## start

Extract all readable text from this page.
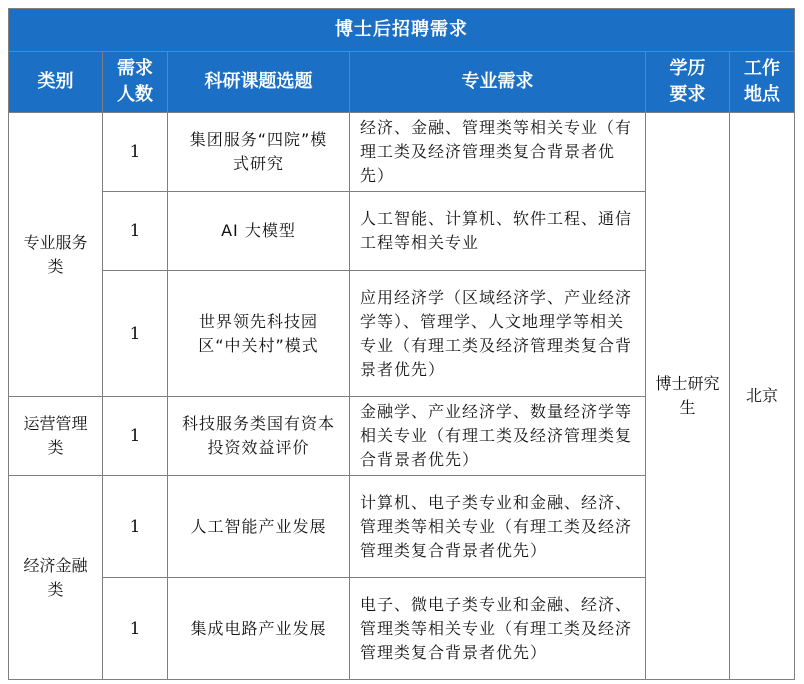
博士后招聘需求					
类别	需求人数	科研课题选题	专业需求	学历要求	工作地点
专业服务类	1	集团服务“四院”模式研究	经济、金融、管理类等相关专业（有理工类及经济管理类复合背景者优先）	博士研究生	北京
	1	AI 大模型	人工智能、计算机、软件工程、通信工程等相关专业		

	1	世界领先科技园区“中关村”模式	应用经济学（区域经济学、产业经济学等）、管理学、人文地理学等相关专业（有理工类及经济管理类复合背景者优先）		

运营管理类	1	科技服务类国有资本投资效益评价	金融学、产业经济学、数量经济学等相关专业（有理工类及经济管理类复合背景者优先）		

经济金融类	1	人工智能产业发展	计算机、电子类专业和金融、经济、管理类等相关专业（有理工类及经济管理类复合背景者优先）		

	1	集成电路产业发展	电子、微电子类专业和金融、经济、管理类等相关专业（有理工类及经济管理类复合背景者优先）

## end

(Your objective) Restate the full listing verbatim and drop every picture.

(Answer)
Extract all readable text from this page.
博士后招聘需求					
类别	需求人数	科研课题选题	专业需求	学历要求	工作地点
专业服务类	1	集团服务“四院”模式研究	经济、金融、管理类等相关专业（有理工类及经济管理类复合背景者优先）	博士研究生	北京
	1	AI 大模型	人工智能、计算机、软件工程、通信工程等相关专业		

	1	世界领先科技园区“中关村”模式	应用经济学（区域经济学、产业经济学等）、管理学、人文地理学等相关专业（有理工类及经济管理类复合背景者优先）		

运营管理类	1	科技服务类国有资本投资效益评价	金融学、产业经济学、数量经济学等相关专业（有理工类及经济管理类复合背景者优先）		

经济金融类	1	人工智能产业发展	计算机、电子类专业和金融、经济、管理类等相关专业（有理工类及经济管理类复合背景者优先）		

	1	集成电路产业发展	电子、微电子类专业和金融、经济、管理类等相关专业（有理工类及经济管理类复合背景者优先）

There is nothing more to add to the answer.